> _What is required_:
A faithful transcription of the entries below is required.

======

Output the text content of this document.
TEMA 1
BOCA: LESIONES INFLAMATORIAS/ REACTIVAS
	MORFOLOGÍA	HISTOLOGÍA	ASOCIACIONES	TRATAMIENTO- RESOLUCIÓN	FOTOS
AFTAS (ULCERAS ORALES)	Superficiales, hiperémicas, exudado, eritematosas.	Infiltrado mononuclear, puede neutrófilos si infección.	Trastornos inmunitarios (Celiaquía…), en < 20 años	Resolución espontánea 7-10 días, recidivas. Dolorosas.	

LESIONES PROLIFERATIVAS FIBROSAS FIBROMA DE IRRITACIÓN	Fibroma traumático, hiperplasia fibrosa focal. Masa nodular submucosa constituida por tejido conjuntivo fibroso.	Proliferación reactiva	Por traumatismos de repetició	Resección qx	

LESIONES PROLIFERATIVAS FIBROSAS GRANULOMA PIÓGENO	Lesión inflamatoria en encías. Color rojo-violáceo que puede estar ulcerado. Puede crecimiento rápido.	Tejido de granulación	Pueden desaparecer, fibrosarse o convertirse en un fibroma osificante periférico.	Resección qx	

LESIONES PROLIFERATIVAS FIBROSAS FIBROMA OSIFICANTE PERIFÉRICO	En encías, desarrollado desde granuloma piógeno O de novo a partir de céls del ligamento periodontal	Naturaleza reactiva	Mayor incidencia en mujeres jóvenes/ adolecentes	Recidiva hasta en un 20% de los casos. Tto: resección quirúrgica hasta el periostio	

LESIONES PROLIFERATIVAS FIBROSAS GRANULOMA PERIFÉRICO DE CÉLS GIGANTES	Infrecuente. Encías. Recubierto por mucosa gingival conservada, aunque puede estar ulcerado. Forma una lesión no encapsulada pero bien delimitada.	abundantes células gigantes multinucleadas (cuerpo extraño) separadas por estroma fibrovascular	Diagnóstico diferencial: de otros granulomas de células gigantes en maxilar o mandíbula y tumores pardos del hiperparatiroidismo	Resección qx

======

> _Output for this exercise_:
Output the text content of this document.
TEMA 1
BOCA: LESIONES INFLAMATORIAS/ REACTIVAS
	MORFOLOGÍA	HISTOLOGÍA	ASOCIACIONES	TRATAMIENTO- RESOLUCIÓN	FOTOS
AFTAS (ULCERAS ORALES)	Superficiales, hiperémicas, exudado, eritematosas.	Infiltrado mononuclear, puede neutrófilos si infección.	Trastornos inmunitarios (Celiaquía…), en < 20 años	Resolución espontánea 7-10 días, recidivas. Dolorosas.	

LESIONES PROLIFERATIVAS FIBROSAS FIBROMA DE IRRITACIÓN	Fibroma traumático, hiperplasia fibrosa focal. Masa nodular submucosa constituida por tejido conjuntivo fibroso.	Proliferación reactiva	Por traumatismos de repetició	Resección qx	

LESIONES PROLIFERATIVAS FIBROSAS GRANULOMA PIÓGENO	Lesión inflamatoria en encías. Color rojo-violáceo que puede estar ulcerado. Puede crecimiento rápido.	Tejido de granulación	Pueden desaparecer, fibrosarse o convertirse en un fibroma osificante periférico.	Resección qx	

LESIONES PROLIFERATIVAS FIBROSAS FIBROMA OSIFICANTE PERIFÉRICO	En encías, desarrollado desde granuloma piógeno O de novo a partir de céls del ligamento periodontal	Naturaleza reactiva	Mayor incidencia en mujeres jóvenes/ adolecentes	Recidiva hasta en un 20% de los casos. Tto: resección quirúrgica hasta el periostio	

LESIONES PROLIFERATIVAS FIBROSAS GRANULOMA PERIFÉRICO DE CÉLS GIGANTES	Infrecuente. Encías. Recubierto por mucosa gingival conservada, aunque puede estar ulcerado. Forma una lesión no encapsulada pero bien delimitada.	abundantes células gigantes multinucleadas (cuerpo extraño) separadas por estroma fibrovascular	Diagnóstico diferencial: de otros granulomas de células gigantes en maxilar o mandíbula y tumores pardos del hiperparatiroidismo	Resección qx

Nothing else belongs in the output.